THE PROBLEM » Set down the material below in full, matching it exactly.

(Collection entries)
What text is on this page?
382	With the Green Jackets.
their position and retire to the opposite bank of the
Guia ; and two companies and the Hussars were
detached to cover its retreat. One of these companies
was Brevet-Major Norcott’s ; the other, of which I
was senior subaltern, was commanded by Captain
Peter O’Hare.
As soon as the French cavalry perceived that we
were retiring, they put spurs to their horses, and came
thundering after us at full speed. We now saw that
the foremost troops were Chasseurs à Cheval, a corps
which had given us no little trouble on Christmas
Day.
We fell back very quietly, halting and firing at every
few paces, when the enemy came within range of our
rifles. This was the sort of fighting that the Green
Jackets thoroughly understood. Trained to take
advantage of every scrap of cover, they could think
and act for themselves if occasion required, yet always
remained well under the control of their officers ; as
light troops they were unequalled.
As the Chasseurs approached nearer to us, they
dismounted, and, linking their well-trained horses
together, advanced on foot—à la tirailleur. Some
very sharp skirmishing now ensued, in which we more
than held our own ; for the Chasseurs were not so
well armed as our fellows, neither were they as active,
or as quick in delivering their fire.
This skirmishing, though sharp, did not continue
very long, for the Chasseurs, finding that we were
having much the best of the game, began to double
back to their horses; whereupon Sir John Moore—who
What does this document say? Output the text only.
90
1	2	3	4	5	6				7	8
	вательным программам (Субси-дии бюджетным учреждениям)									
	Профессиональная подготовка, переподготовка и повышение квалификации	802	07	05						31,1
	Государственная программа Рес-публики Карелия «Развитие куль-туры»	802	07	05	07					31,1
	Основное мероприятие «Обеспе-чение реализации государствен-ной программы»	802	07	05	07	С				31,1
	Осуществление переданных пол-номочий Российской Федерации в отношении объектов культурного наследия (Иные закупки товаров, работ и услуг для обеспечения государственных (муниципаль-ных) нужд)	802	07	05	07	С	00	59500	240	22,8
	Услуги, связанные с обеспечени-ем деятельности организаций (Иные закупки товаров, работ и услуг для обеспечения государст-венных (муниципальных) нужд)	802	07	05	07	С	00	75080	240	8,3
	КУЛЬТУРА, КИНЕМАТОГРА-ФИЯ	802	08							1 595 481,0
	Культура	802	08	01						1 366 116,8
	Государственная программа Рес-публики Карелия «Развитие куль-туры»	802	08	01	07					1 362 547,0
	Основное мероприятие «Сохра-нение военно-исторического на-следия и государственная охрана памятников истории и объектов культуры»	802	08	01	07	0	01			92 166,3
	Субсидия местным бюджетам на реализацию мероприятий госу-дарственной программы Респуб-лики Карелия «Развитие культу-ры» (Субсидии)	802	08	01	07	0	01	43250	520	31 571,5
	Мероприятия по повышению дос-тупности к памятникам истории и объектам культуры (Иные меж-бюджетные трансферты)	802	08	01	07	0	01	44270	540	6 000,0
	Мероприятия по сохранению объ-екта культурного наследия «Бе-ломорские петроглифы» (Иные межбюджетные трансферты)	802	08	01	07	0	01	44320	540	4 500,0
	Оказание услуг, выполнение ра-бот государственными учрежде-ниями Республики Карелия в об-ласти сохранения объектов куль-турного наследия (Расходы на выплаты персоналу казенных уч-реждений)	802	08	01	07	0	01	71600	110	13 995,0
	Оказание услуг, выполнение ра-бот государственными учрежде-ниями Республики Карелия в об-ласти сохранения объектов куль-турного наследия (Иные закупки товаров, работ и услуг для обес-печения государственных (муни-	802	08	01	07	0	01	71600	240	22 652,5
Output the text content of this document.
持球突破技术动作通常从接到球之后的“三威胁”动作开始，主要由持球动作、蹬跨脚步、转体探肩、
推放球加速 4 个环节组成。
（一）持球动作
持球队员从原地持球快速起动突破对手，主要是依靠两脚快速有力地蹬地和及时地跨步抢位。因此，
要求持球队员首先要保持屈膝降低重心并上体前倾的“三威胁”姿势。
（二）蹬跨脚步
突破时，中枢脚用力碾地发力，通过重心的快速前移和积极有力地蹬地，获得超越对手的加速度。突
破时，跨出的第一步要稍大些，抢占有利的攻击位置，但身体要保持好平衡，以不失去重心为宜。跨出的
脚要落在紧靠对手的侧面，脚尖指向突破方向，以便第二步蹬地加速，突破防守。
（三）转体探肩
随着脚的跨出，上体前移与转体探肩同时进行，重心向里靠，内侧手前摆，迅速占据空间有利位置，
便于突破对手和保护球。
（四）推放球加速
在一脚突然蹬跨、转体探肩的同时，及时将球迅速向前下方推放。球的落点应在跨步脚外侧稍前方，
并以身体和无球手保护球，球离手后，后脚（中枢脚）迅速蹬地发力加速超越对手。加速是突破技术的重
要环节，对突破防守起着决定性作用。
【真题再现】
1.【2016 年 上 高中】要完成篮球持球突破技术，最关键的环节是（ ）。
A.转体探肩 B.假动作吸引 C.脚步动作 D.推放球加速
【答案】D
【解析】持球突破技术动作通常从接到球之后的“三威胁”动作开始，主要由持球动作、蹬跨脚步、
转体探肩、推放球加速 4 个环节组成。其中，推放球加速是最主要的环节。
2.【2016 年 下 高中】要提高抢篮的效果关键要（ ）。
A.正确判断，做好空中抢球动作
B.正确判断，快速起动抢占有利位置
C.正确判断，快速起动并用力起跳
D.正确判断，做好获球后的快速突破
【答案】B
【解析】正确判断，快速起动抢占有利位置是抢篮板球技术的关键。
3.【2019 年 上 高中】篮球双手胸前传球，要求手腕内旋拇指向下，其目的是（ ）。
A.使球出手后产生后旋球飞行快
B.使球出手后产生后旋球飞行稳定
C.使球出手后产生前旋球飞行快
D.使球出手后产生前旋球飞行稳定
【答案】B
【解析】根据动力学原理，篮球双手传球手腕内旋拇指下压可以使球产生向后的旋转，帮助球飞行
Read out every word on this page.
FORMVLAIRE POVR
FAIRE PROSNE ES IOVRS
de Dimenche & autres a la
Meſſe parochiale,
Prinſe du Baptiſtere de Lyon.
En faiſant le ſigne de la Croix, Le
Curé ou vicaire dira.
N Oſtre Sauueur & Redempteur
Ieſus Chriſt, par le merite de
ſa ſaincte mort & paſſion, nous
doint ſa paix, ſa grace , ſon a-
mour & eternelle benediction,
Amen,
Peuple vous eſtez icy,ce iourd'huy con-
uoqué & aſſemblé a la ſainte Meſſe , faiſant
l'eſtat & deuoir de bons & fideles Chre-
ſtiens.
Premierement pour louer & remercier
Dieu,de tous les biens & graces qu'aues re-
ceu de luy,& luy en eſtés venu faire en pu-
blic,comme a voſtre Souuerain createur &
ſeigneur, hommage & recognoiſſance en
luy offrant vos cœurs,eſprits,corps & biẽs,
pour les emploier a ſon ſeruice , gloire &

IN RESPONSE »
What text is on this page?
382	With the Green Jackets.
their position and retire to the opposite bank of the
Guia ; and two companies and the Hussars were
detached to cover its retreat. One of these companies
was Brevet-Major Norcott’s ; the other, of which I
was senior subaltern, was commanded by Captain
Peter O’Hare.
As soon as the French cavalry perceived that we
were retiring, they put spurs to their horses, and came
thundering after us at full speed. We now saw that
the foremost troops were Chasseurs à Cheval, a corps
which had given us no little trouble on Christmas
Day.
We fell back very quietly, halting and firing at every
few paces, when the enemy came within range of our
rifles. This was the sort of fighting that the Green
Jackets thoroughly understood. Trained to take
advantage of every scrap of cover, they could think
and act for themselves if occasion required, yet always
remained well under the control of their officers ; as
light troops they were unequalled.
As the Chasseurs approached nearer to us, they
dismounted, and, linking their well-trained horses
together, advanced on foot—à la tirailleur. Some
very sharp skirmishing now ensued, in which we more
than held our own ; for the Chasseurs were not so
well armed as our fellows, neither were they as active,
or as quick in delivering their fire.
This skirmishing, though sharp, did not continue
very long, for the Chasseurs, finding that we were
having much the best of the game, began to double
back to their horses; whereupon Sir John Moore—who
What does this document say? Output the text only.
90
1	2	3	4	5	6				7	8
	вательным программам (Субси-дии бюджетным учреждениям)									
	Профессиональная подготовка, переподготовка и повышение квалификации	802	07	05						31,1
	Государственная программа Рес-публики Карелия «Развитие куль-туры»	802	07	05	07					31,1
	Основное мероприятие «Обеспе-чение реализации государствен-ной программы»	802	07	05	07	С				31,1
	Осуществление переданных пол-номочий Российской Федерации в отношении объектов культурного наследия (Иные закупки товаров, работ и услуг для обеспечения государственных (муниципаль-ных) нужд)	802	07	05	07	С	00	59500	240	22,8
	Услуги, связанные с обеспечени-ем деятельности организаций (Иные закупки товаров, работ и услуг для обеспечения государст-венных (муниципальных) нужд)	802	07	05	07	С	00	75080	240	8,3
	КУЛЬТУРА, КИНЕМАТОГРА-ФИЯ	802	08							1 595 481,0
	Культура	802	08	01						1 366 116,8
	Государственная программа Рес-публики Карелия «Развитие куль-туры»	802	08	01	07					1 362 547,0
	Основное мероприятие «Сохра-нение военно-исторического на-следия и государственная охрана памятников истории и объектов культуры»	802	08	01	07	0	01			92 166,3
	Субсидия местным бюджетам на реализацию мероприятий госу-дарственной программы Респуб-лики Карелия «Развитие культу-ры» (Субсидии)	802	08	01	07	0	01	43250	520	31 571,5
	Мероприятия по повышению дос-тупности к памятникам истории и объектам культуры (Иные меж-бюджетные трансферты)	802	08	01	07	0	01	44270	540	6 000,0
	Мероприятия по сохранению объ-екта культурного наследия «Бе-ломорские петроглифы» (Иные межбюджетные трансферты)	802	08	01	07	0	01	44320	540	4 500,0
	Оказание услуг, выполнение ра-бот государственными учрежде-ниями Республики Карелия в об-ласти сохранения объектов куль-турного наследия (Расходы на выплаты персоналу казенных уч-реждений)	802	08	01	07	0	01	71600	110	13 995,0
	Оказание услуг, выполнение ра-бот государственными учрежде-ниями Республики Карелия в об-ласти сохранения объектов куль-турного наследия (Иные закупки товаров, работ и услуг для обес-печения государственных (муни-	802	08	01	07	0	01	71600	240	22 652,5
Output the text content of this document.
持球突破技术动作通常从接到球之后的“三威胁”动作开始，主要由持球动作、蹬跨脚步、转体探肩、
推放球加速 4 个环节组成。
（一）持球动作
持球队员从原地持球快速起动突破对手，主要是依靠两脚快速有力地蹬地和及时地跨步抢位。因此，
要求持球队员首先要保持屈膝降低重心并上体前倾的“三威胁”姿势。
（二）蹬跨脚步
突破时，中枢脚用力碾地发力，通过重心的快速前移和积极有力地蹬地，获得超越对手的加速度。突
破时，跨出的第一步要稍大些，抢占有利的攻击位置，但身体要保持好平衡，以不失去重心为宜。跨出的
脚要落在紧靠对手的侧面，脚尖指向突破方向，以便第二步蹬地加速，突破防守。
（三）转体探肩
随着脚的跨出，上体前移与转体探肩同时进行，重心向里靠，内侧手前摆，迅速占据空间有利位置，
便于突破对手和保护球。
（四）推放球加速
在一脚突然蹬跨、转体探肩的同时，及时将球迅速向前下方推放。球的落点应在跨步脚外侧稍前方，
并以身体和无球手保护球，球离手后，后脚（中枢脚）迅速蹬地发力加速超越对手。加速是突破技术的重
要环节，对突破防守起着决定性作用。
【真题再现】
1.【2016 年 上 高中】要完成篮球持球突破技术，最关键的环节是（ ）。
A.转体探肩 B.假动作吸引 C.脚步动作 D.推放球加速
【答案】D
【解析】持球突破技术动作通常从接到球之后的“三威胁”动作开始，主要由持球动作、蹬跨脚步、
转体探肩、推放球加速 4 个环节组成。其中，推放球加速是最主要的环节。
2.【2016 年 下 高中】要提高抢篮的效果关键要（ ）。
A.正确判断，做好空中抢球动作
B.正确判断，快速起动抢占有利位置
C.正确判断，快速起动并用力起跳
D.正确判断，做好获球后的快速突破
【答案】B
【解析】正确判断，快速起动抢占有利位置是抢篮板球技术的关键。
3.【2019 年 上 高中】篮球双手胸前传球，要求手腕内旋拇指向下，其目的是（ ）。
A.使球出手后产生后旋球飞行快
B.使球出手后产生后旋球飞行稳定
C.使球出手后产生前旋球飞行快
D.使球出手后产生前旋球飞行稳定
【答案】B
【解析】根据动力学原理，篮球双手传球手腕内旋拇指下压可以使球产生向后的旋转，帮助球飞行
Read out every word on this page.
FORMVLAIRE POVR
FAIRE PROSNE ES IOVRS
de Dimenche & autres a la
Meſſe parochiale,
Prinſe du Baptiſtere de Lyon.
En faiſant le ſigne de la Croix, Le
Curé ou vicaire dira.
N Oſtre Sauueur & Redempteur
Ieſus Chriſt, par le merite de
ſa ſaincte mort & paſſion, nous
doint ſa paix, ſa grace , ſon a-
mour & eternelle benediction,
Amen,
Peuple vous eſtez icy,ce iourd'huy con-
uoqué & aſſemblé a la ſainte Meſſe , faiſant
l'eſtat & deuoir de bons & fideles Chre-
ſtiens.
Premierement pour louer & remercier
Dieu,de tous les biens & graces qu'aues re-
ceu de luy,& luy en eſtés venu faire en pu-
blic,comme a voſtre Souuerain createur &
ſeigneur, hommage & recognoiſſance en
luy offrant vos cœurs,eſprits,corps & biẽs,
pour les emploier a ſon ſeruice , gloire &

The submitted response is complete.